— Begin Dataset records —
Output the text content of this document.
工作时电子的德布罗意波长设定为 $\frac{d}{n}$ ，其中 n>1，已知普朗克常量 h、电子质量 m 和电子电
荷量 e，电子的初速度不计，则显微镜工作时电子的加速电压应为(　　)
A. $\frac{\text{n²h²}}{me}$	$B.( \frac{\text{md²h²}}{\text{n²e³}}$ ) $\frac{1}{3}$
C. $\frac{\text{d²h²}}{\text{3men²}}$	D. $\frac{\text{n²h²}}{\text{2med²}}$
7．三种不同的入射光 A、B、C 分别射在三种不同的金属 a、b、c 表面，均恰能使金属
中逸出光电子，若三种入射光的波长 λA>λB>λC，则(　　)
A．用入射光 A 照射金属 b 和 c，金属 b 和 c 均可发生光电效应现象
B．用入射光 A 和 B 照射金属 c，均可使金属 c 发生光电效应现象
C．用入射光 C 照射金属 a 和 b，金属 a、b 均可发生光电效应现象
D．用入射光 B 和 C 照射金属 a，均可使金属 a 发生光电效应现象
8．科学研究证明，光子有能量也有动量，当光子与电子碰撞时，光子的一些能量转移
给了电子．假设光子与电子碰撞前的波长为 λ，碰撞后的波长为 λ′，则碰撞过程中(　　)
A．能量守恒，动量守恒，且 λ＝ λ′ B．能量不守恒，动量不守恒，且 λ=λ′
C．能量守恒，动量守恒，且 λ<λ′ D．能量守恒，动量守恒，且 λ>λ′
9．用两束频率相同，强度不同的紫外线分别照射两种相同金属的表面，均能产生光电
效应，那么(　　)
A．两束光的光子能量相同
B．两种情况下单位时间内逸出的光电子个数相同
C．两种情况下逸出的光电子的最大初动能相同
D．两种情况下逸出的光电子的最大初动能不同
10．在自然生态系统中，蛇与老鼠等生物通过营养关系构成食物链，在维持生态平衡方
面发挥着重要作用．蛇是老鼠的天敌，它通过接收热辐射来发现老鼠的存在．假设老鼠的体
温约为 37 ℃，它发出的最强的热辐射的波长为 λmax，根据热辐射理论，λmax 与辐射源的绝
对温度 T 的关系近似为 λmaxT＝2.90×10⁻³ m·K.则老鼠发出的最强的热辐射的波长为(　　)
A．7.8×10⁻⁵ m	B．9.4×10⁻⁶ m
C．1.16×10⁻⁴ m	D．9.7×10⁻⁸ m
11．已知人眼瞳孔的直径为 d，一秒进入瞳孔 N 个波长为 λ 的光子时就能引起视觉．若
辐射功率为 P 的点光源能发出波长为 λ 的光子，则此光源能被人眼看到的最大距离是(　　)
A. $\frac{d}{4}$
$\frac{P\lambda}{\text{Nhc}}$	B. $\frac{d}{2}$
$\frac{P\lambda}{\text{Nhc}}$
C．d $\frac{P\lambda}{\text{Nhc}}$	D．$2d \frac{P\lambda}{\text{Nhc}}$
— End Dataset records —
Task goal:
Restate every record exactly, leaving nothing out.

Complete output:
Output the text content of this document.
工作时电子的德布罗意波长设定为 $\frac{d}{n}$ ，其中 n>1，已知普朗克常量 h、电子质量 m 和电子电
荷量 e，电子的初速度不计，则显微镜工作时电子的加速电压应为(　　)
A. $\frac{\text{n²h²}}{me}$	$B.( \frac{\text{md²h²}}{\text{n²e³}}$ ) $\frac{1}{3}$
C. $\frac{\text{d²h²}}{\text{3men²}}$	D. $\frac{\text{n²h²}}{\text{2med²}}$
7．三种不同的入射光 A、B、C 分别射在三种不同的金属 a、b、c 表面，均恰能使金属
中逸出光电子，若三种入射光的波长 λA>λB>λC，则(　　)
A．用入射光 A 照射金属 b 和 c，金属 b 和 c 均可发生光电效应现象
B．用入射光 A 和 B 照射金属 c，均可使金属 c 发生光电效应现象
C．用入射光 C 照射金属 a 和 b，金属 a、b 均可发生光电效应现象
D．用入射光 B 和 C 照射金属 a，均可使金属 a 发生光电效应现象
8．科学研究证明，光子有能量也有动量，当光子与电子碰撞时，光子的一些能量转移
给了电子．假设光子与电子碰撞前的波长为 λ，碰撞后的波长为 λ′，则碰撞过程中(　　)
A．能量守恒，动量守恒，且 λ＝ λ′ B．能量不守恒，动量不守恒，且 λ=λ′
C．能量守恒，动量守恒，且 λ<λ′ D．能量守恒，动量守恒，且 λ>λ′
9．用两束频率相同，强度不同的紫外线分别照射两种相同金属的表面，均能产生光电
效应，那么(　　)
A．两束光的光子能量相同
B．两种情况下单位时间内逸出的光电子个数相同
C．两种情况下逸出的光电子的最大初动能相同
D．两种情况下逸出的光电子的最大初动能不同
10．在自然生态系统中，蛇与老鼠等生物通过营养关系构成食物链，在维持生态平衡方
面发挥着重要作用．蛇是老鼠的天敌，它通过接收热辐射来发现老鼠的存在．假设老鼠的体
温约为 37 ℃，它发出的最强的热辐射的波长为 λmax，根据热辐射理论，λmax 与辐射源的绝
对温度 T 的关系近似为 λmaxT＝2.90×10⁻³ m·K.则老鼠发出的最强的热辐射的波长为(　　)
A．7.8×10⁻⁵ m	B．9.4×10⁻⁶ m
C．1.16×10⁻⁴ m	D．9.7×10⁻⁸ m
11．已知人眼瞳孔的直径为 d，一秒进入瞳孔 N 个波长为 λ 的光子时就能引起视觉．若
辐射功率为 P 的点光源能发出波长为 λ 的光子，则此光源能被人眼看到的最大距离是(　　)
A. $\frac{d}{4}$
$\frac{P\lambda}{\text{Nhc}}$	B. $\frac{d}{2}$
$\frac{P\lambda}{\text{Nhc}}$
C．d $\frac{P\lambda}{\text{Nhc}}$	D．$2d \frac{P\lambda}{\text{Nhc}}$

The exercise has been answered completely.